- **TASK BRIEF**: Scan the lines and state how many carry "image". Leave out everything but the number.

####################

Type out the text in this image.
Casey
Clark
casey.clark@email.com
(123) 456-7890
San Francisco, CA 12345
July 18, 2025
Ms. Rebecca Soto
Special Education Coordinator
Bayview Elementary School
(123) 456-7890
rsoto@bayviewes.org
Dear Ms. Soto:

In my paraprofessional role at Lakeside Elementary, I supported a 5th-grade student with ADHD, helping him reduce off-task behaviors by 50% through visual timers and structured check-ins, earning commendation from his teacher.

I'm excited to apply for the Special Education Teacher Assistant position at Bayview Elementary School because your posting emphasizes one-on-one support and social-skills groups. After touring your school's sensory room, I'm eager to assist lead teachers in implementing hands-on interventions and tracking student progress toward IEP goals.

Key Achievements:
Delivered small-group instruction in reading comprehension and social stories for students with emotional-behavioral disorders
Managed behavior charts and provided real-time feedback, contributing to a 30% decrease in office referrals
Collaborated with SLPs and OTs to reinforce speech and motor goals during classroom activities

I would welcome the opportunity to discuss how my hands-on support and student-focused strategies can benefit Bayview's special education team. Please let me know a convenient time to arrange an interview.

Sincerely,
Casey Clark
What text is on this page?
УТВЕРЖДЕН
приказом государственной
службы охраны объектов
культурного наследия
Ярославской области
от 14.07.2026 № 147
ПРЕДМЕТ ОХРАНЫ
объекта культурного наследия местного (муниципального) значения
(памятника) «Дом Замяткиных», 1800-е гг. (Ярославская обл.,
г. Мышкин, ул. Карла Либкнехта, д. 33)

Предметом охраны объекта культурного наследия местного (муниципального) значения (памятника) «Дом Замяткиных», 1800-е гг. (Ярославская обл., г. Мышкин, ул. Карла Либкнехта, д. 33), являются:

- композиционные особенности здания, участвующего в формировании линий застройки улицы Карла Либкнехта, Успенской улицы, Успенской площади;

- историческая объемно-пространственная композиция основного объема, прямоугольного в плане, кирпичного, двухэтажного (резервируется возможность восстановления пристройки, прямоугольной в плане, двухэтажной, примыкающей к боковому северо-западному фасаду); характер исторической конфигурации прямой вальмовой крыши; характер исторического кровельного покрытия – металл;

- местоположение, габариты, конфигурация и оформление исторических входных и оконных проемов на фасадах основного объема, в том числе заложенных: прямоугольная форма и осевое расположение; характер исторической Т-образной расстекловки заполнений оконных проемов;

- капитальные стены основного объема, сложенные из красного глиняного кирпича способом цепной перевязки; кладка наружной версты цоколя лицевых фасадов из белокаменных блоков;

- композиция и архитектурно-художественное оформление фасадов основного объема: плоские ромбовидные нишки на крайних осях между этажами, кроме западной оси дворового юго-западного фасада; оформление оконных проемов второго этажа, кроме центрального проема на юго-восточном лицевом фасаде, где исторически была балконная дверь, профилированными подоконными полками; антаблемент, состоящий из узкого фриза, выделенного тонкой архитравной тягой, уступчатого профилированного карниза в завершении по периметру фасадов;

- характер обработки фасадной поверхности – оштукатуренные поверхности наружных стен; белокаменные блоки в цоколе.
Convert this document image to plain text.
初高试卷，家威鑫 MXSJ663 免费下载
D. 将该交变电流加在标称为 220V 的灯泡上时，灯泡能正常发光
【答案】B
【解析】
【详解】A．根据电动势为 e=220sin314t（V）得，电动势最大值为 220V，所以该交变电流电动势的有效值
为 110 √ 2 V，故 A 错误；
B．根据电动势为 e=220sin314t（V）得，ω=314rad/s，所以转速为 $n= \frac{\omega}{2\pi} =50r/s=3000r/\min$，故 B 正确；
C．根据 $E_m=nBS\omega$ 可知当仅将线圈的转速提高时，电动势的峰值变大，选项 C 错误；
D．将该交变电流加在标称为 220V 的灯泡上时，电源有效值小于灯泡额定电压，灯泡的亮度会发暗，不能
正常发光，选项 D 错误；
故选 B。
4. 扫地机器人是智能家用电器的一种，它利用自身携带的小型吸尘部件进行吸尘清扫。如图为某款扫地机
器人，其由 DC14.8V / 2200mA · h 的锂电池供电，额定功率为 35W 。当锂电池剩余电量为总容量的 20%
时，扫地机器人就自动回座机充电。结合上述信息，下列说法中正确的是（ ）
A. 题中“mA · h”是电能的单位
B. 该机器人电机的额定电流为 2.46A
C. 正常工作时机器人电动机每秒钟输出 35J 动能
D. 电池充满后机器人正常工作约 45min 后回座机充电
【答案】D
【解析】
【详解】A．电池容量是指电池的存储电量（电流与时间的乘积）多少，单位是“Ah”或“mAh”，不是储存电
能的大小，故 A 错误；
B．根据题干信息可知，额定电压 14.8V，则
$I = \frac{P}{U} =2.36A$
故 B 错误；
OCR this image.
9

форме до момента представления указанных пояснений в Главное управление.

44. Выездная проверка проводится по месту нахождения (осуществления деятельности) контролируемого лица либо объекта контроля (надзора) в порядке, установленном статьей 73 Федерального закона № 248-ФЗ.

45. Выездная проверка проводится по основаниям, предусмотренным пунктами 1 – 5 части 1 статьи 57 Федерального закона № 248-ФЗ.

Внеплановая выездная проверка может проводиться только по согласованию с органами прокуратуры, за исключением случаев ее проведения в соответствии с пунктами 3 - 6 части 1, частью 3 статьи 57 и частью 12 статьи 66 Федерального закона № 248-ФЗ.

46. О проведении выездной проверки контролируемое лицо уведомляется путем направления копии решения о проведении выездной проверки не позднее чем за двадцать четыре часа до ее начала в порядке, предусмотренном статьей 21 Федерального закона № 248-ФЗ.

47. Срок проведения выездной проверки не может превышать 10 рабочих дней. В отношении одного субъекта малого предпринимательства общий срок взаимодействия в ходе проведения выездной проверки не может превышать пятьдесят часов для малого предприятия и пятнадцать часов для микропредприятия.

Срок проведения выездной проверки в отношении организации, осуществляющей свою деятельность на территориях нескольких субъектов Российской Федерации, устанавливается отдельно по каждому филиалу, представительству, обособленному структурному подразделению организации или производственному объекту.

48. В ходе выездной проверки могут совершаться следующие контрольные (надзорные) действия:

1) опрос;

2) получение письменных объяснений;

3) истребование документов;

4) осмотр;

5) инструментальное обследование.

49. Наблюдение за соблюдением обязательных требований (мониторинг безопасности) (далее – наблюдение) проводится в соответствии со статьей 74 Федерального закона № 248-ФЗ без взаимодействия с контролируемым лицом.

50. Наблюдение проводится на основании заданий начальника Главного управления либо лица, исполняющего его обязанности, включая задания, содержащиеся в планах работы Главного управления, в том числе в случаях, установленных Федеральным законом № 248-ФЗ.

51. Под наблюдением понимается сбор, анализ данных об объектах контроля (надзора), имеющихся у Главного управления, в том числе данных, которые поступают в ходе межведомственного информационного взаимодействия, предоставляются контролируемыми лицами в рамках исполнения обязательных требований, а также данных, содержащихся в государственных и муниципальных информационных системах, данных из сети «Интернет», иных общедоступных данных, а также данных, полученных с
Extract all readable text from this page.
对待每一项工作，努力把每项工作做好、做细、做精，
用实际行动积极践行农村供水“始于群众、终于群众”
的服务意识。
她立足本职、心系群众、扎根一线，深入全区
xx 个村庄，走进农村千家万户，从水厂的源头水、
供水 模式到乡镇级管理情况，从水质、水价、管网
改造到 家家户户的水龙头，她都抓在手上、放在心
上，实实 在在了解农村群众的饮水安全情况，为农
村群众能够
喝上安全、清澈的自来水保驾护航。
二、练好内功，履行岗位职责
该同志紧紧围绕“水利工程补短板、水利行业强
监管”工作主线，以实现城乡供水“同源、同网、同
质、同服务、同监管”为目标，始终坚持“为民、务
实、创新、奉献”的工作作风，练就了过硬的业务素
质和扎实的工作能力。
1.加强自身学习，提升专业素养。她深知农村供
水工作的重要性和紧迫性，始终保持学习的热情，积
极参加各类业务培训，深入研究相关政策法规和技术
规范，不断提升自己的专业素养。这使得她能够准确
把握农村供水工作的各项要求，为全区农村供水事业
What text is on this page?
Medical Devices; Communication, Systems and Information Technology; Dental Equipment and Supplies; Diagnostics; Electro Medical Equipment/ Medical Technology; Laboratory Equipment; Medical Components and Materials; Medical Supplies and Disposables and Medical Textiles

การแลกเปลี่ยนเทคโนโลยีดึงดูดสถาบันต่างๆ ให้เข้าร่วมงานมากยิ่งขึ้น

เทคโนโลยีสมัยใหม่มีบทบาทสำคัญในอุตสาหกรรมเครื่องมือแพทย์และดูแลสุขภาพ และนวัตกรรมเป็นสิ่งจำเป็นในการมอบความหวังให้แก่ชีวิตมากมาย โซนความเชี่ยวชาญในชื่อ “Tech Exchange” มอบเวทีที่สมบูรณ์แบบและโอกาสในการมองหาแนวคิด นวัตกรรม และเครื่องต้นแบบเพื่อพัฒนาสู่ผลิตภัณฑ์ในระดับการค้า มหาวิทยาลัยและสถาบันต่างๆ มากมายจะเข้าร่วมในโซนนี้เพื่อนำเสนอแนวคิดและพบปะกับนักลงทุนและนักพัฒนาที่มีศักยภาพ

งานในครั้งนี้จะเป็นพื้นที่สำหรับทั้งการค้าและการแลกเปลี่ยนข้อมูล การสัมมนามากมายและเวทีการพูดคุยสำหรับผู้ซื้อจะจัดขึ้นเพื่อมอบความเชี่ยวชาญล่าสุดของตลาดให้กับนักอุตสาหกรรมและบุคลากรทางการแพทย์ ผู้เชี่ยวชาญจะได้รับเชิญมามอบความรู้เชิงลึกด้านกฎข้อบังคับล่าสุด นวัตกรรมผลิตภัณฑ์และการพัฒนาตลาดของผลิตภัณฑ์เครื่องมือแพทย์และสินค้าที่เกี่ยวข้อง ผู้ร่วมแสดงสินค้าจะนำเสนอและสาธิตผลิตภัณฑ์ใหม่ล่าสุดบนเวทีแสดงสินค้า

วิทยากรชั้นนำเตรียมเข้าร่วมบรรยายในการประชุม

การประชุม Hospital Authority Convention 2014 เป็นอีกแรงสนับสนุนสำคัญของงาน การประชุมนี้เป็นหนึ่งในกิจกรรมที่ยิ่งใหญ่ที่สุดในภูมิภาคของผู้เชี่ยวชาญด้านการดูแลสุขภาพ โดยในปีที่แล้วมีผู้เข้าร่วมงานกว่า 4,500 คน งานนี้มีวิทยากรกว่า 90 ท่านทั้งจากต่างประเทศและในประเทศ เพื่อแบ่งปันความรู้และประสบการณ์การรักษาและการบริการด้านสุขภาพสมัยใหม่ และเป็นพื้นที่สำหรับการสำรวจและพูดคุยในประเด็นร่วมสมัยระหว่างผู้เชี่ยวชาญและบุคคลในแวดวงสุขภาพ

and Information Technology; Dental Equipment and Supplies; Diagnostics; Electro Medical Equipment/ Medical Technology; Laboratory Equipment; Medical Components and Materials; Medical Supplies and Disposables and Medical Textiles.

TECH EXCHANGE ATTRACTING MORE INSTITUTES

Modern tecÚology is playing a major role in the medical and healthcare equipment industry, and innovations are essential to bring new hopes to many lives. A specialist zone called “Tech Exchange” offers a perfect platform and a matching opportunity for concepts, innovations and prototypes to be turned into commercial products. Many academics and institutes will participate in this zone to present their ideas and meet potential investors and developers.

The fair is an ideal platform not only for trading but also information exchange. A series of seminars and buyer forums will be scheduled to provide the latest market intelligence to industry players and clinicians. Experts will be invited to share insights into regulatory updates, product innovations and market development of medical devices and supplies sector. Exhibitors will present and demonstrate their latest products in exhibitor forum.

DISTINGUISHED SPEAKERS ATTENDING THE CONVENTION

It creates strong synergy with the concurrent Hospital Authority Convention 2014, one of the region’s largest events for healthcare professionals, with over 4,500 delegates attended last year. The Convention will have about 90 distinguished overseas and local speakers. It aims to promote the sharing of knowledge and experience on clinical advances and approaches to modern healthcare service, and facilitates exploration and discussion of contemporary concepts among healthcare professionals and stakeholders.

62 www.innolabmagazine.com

####################

- **RESPONSE**: 3